# TASK TO CARRY OUT:
Write out nothing but the lines from the one containing "Serialize everything readable" through the last line below, both included, and without the pictures.

(Saved entries)

<<<<

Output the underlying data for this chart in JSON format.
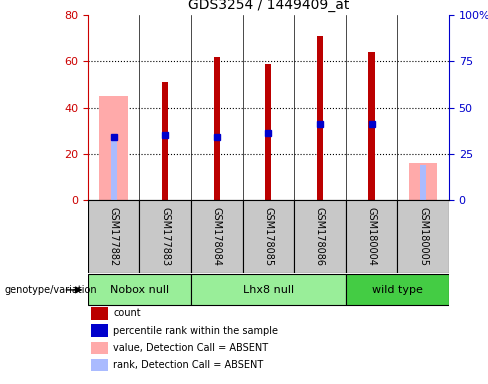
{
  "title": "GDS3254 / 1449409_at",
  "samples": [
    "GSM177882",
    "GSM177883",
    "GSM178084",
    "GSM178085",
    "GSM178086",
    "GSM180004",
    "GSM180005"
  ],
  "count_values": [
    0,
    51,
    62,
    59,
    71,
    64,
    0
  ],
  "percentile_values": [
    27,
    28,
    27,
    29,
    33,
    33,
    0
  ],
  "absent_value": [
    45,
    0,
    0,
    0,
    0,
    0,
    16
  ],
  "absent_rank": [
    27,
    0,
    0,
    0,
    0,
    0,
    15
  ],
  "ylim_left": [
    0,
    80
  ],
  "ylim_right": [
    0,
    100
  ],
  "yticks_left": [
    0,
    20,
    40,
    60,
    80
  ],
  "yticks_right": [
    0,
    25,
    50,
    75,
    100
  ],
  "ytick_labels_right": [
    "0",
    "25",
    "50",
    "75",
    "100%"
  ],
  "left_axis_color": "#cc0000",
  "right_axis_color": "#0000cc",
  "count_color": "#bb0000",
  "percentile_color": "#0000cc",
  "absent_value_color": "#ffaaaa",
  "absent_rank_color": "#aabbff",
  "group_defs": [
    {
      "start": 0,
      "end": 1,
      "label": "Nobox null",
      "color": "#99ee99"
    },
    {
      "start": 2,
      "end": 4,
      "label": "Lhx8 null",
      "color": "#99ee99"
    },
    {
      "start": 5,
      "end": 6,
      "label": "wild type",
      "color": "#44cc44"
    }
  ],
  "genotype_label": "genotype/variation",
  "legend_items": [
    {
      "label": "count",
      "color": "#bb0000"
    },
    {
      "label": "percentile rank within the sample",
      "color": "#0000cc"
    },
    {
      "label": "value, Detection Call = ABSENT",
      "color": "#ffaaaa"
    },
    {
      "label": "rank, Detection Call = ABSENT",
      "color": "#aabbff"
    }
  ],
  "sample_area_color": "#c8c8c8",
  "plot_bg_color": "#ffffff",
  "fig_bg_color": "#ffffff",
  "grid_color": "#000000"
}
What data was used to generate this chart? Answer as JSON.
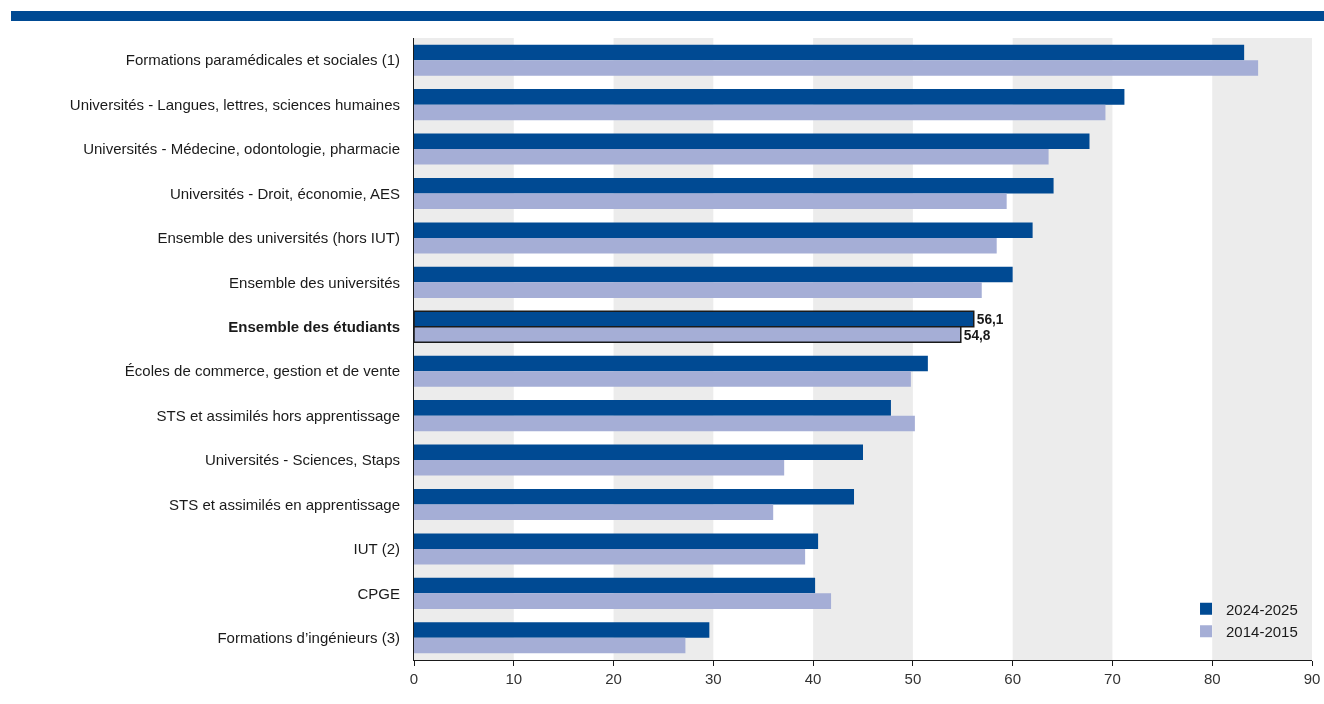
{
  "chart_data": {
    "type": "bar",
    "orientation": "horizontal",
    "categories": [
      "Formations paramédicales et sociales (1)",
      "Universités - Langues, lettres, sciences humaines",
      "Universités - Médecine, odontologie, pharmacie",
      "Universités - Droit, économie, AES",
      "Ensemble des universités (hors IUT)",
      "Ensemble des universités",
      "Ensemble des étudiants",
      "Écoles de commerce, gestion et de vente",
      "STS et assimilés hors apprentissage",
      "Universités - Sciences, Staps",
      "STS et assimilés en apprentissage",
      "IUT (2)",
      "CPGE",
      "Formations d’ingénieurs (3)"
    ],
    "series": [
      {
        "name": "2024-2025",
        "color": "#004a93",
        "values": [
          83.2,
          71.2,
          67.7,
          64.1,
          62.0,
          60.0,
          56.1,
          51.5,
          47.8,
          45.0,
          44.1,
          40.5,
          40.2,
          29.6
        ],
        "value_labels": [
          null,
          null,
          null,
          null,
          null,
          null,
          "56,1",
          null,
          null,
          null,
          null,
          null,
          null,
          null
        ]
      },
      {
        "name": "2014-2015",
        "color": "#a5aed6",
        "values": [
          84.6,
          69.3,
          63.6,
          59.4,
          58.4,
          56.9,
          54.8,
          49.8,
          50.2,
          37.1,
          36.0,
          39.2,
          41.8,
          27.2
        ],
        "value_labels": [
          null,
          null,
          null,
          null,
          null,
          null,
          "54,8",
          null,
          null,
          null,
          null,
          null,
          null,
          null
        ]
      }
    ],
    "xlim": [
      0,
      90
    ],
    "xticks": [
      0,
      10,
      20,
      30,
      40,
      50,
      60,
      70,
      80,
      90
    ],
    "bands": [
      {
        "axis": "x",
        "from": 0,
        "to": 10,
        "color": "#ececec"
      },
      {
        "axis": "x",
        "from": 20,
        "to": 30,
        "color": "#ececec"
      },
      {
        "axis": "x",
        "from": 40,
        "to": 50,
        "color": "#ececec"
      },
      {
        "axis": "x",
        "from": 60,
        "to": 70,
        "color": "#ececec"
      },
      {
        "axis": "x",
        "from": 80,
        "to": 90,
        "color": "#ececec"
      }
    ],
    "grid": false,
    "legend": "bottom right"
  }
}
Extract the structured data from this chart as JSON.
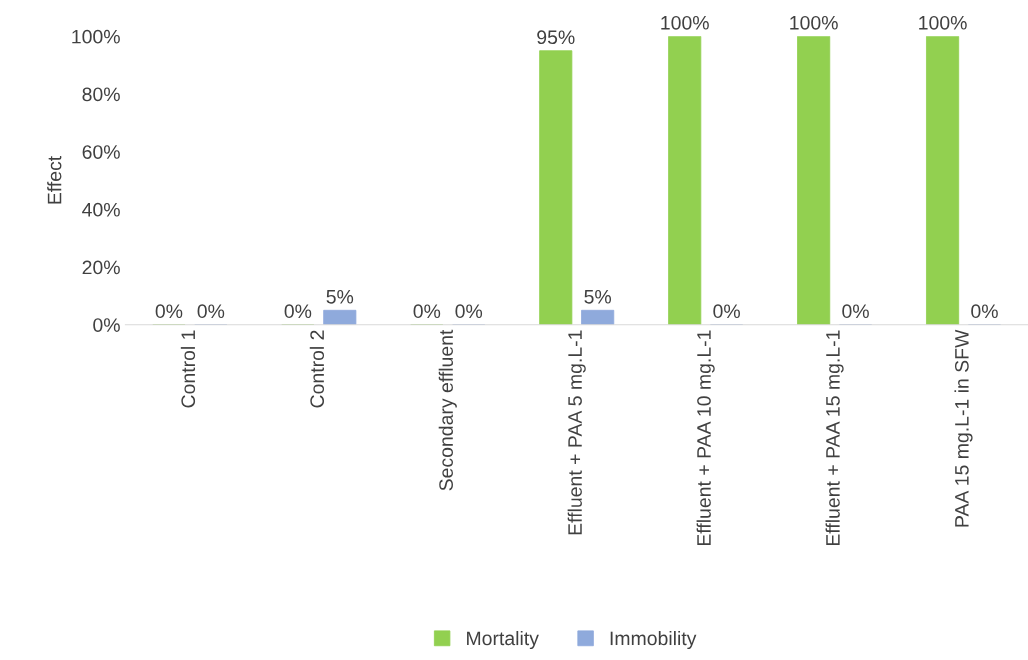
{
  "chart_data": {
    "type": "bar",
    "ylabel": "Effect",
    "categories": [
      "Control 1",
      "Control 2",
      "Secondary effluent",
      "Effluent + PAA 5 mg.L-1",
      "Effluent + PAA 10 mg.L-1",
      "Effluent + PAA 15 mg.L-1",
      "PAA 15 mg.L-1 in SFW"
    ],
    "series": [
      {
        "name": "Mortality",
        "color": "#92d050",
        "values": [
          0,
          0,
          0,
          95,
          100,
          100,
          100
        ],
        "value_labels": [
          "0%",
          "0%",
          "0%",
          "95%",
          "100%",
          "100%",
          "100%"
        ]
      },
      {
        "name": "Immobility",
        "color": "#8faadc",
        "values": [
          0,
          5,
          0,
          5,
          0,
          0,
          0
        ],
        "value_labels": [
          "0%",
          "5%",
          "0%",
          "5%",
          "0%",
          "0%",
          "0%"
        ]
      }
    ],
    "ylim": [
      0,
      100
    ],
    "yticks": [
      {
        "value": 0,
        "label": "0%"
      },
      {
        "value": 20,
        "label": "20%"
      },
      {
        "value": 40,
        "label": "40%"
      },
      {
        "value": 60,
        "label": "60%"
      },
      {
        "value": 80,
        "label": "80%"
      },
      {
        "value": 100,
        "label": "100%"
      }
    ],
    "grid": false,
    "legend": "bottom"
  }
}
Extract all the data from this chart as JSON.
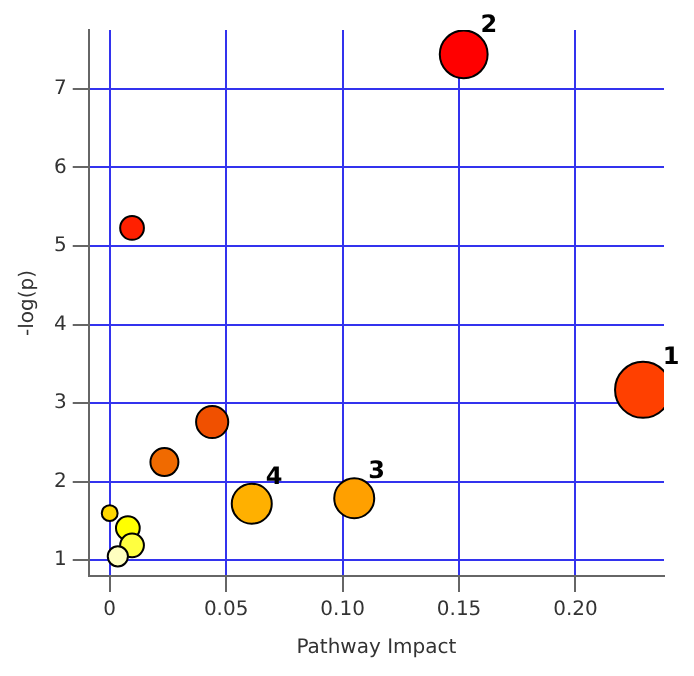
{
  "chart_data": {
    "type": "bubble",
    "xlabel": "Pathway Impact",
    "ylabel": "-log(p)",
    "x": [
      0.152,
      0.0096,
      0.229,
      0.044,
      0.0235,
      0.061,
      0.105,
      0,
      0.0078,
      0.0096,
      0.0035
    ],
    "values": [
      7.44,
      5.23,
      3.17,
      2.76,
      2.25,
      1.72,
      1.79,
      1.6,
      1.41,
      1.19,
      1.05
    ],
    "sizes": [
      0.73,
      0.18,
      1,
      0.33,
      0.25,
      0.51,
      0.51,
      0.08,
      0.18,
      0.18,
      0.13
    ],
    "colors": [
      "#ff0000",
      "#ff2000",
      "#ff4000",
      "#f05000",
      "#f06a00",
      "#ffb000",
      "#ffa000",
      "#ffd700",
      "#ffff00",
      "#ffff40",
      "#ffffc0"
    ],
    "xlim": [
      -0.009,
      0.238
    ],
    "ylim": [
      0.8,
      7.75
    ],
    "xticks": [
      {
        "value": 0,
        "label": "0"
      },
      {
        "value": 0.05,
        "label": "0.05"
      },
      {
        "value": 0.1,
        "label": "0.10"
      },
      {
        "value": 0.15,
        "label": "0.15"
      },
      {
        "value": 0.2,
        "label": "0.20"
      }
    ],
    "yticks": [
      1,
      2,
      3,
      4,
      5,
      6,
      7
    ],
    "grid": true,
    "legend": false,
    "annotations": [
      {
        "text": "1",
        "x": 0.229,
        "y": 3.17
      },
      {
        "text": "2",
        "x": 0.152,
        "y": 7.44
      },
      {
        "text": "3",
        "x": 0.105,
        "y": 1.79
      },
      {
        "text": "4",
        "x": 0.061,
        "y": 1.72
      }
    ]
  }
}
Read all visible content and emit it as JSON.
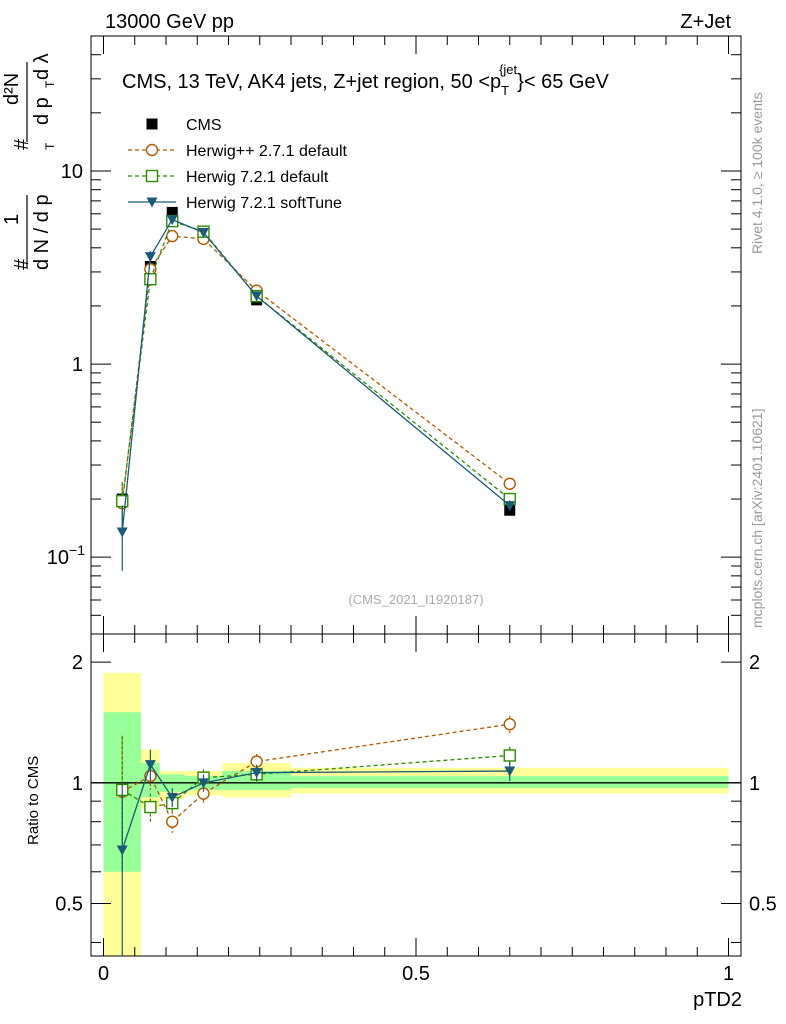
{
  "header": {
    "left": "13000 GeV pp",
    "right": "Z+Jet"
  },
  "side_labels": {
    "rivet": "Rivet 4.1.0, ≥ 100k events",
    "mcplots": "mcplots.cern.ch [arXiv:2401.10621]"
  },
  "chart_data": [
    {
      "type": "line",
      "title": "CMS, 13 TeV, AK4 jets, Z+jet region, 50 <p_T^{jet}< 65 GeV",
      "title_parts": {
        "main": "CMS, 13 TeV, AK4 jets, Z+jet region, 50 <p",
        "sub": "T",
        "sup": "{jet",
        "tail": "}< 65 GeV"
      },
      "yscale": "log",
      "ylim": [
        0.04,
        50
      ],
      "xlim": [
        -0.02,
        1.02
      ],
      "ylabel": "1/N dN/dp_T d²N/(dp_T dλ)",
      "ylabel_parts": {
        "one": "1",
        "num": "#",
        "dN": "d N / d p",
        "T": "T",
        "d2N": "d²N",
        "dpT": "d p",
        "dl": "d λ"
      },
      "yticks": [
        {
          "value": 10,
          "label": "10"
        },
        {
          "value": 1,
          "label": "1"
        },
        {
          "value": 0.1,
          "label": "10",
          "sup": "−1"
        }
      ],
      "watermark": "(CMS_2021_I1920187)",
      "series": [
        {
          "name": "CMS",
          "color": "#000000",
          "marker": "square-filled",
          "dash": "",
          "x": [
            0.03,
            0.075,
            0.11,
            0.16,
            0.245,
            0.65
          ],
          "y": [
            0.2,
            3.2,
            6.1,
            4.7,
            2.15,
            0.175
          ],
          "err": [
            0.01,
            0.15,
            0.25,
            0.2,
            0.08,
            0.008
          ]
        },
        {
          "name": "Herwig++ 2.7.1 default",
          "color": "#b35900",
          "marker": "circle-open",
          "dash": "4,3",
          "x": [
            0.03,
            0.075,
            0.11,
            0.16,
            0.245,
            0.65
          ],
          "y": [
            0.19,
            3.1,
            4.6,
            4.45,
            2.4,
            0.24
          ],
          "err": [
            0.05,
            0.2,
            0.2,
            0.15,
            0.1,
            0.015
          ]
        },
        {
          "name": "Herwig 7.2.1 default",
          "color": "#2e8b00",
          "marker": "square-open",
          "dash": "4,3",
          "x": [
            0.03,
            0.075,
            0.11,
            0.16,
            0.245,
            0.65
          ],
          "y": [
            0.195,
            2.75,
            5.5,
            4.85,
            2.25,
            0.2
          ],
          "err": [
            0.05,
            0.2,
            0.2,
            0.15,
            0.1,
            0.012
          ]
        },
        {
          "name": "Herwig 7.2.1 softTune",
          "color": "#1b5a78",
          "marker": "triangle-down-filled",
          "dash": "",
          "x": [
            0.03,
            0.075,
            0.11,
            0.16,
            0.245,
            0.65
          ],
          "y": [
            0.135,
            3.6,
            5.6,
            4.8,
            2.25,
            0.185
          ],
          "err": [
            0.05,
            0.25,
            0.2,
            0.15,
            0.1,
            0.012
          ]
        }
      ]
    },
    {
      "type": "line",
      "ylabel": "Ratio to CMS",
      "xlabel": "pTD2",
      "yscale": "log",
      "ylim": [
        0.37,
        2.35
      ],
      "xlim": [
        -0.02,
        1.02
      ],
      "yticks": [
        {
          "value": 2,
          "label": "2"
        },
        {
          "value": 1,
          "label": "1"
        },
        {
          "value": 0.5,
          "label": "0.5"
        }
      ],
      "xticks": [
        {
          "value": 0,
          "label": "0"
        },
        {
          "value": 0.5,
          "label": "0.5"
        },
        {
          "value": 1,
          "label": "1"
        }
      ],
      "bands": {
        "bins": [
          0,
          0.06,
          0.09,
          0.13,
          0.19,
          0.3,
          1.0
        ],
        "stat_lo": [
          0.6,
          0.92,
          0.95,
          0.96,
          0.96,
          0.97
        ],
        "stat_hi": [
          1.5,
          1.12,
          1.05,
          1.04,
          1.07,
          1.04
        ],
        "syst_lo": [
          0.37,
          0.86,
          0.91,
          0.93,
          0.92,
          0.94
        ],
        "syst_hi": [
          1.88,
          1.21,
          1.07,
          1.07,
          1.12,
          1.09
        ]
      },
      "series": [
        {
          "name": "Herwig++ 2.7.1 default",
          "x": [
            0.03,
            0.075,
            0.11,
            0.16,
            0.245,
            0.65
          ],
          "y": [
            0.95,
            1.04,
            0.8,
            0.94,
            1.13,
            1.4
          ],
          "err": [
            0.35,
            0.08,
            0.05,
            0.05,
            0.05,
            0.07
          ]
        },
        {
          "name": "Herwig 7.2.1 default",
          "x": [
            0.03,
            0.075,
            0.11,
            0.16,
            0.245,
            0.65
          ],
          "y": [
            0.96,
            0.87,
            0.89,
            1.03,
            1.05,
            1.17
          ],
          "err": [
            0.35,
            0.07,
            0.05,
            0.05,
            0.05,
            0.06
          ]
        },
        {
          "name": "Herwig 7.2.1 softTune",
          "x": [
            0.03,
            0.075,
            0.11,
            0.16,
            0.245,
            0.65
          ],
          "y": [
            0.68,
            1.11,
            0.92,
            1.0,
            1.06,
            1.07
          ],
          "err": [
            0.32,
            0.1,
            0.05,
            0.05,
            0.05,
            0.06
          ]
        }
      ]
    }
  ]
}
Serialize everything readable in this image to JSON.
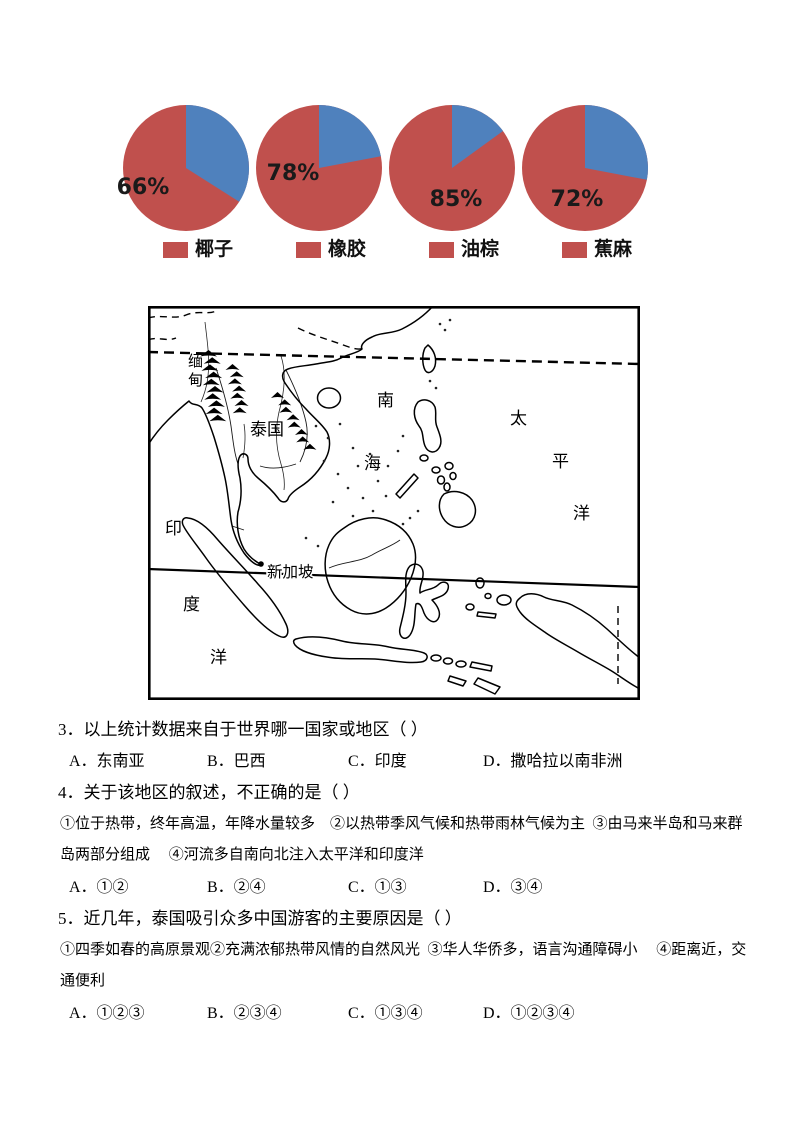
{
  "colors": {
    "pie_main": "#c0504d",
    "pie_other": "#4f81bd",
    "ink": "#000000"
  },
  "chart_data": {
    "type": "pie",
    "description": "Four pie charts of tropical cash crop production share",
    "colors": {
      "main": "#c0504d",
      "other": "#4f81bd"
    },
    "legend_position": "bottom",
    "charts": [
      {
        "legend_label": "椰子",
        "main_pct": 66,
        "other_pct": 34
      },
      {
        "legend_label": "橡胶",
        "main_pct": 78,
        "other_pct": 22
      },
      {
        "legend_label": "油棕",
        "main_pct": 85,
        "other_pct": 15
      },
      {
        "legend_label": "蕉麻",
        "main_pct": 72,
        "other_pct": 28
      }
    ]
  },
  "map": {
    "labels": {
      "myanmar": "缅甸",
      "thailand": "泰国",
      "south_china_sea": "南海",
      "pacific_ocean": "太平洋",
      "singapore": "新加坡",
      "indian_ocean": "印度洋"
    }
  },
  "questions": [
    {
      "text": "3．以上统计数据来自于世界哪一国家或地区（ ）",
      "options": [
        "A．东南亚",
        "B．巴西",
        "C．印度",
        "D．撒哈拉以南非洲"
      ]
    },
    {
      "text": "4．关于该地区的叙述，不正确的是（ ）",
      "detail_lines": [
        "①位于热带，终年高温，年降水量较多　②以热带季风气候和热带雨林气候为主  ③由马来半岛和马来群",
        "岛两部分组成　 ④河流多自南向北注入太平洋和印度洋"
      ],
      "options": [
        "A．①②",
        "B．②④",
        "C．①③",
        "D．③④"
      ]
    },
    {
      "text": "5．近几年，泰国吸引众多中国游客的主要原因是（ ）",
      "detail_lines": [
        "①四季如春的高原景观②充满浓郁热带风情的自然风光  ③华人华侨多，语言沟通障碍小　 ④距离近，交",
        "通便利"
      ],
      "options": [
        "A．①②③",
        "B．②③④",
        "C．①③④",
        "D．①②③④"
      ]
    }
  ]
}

>>>>

# EXPECTED OUTPUT:
Serialize everything readable in this image to JSON.
{
  "colors": {
    "pie_main": "#c0504d",
    "pie_other": "#4f81bd",
    "ink": "#000000"
  },
  "chart_data": {
    "type": "pie",
    "description": "Four pie charts of tropical cash crop production share",
    "colors": {
      "main": "#c0504d",
      "other": "#4f81bd"
    },
    "legend_position": "bottom",
    "charts": [
      {
        "legend_label": "椰子",
        "main_pct": 66,
        "other_pct": 34
      },
      {
        "legend_label": "橡胶",
        "main_pct": 78,
        "other_pct": 22
      },
      {
        "legend_label": "油棕",
        "main_pct": 85,
        "other_pct": 15
      },
      {
        "legend_label": "蕉麻",
        "main_pct": 72,
        "other_pct": 28
      }
    ]
  },
  "map": {
    "labels": {
      "myanmar": "缅甸",
      "thailand": "泰国",
      "south_china_sea": "南海",
      "pacific_ocean": "太平洋",
      "singapore": "新加坡",
      "indian_ocean": "印度洋"
    }
  },
  "questions": [
    {
      "text": "3．以上统计数据来自于世界哪一国家或地区（ ）",
      "options": [
        "A．东南亚",
        "B．巴西",
        "C．印度",
        "D．撒哈拉以南非洲"
      ]
    },
    {
      "text": "4．关于该地区的叙述，不正确的是（ ）",
      "detail_lines": [
        "①位于热带，终年高温，年降水量较多　②以热带季风气候和热带雨林气候为主  ③由马来半岛和马来群",
        "岛两部分组成　 ④河流多自南向北注入太平洋和印度洋"
      ],
      "options": [
        "A．①②",
        "B．②④",
        "C．①③",
        "D．③④"
      ]
    },
    {
      "text": "5．近几年，泰国吸引众多中国游客的主要原因是（ ）",
      "detail_lines": [
        "①四季如春的高原景观②充满浓郁热带风情的自然风光  ③华人华侨多，语言沟通障碍小　 ④距离近，交",
        "通便利"
      ],
      "options": [
        "A．①②③",
        "B．②③④",
        "C．①③④",
        "D．①②③④"
      ]
    }
  ]
}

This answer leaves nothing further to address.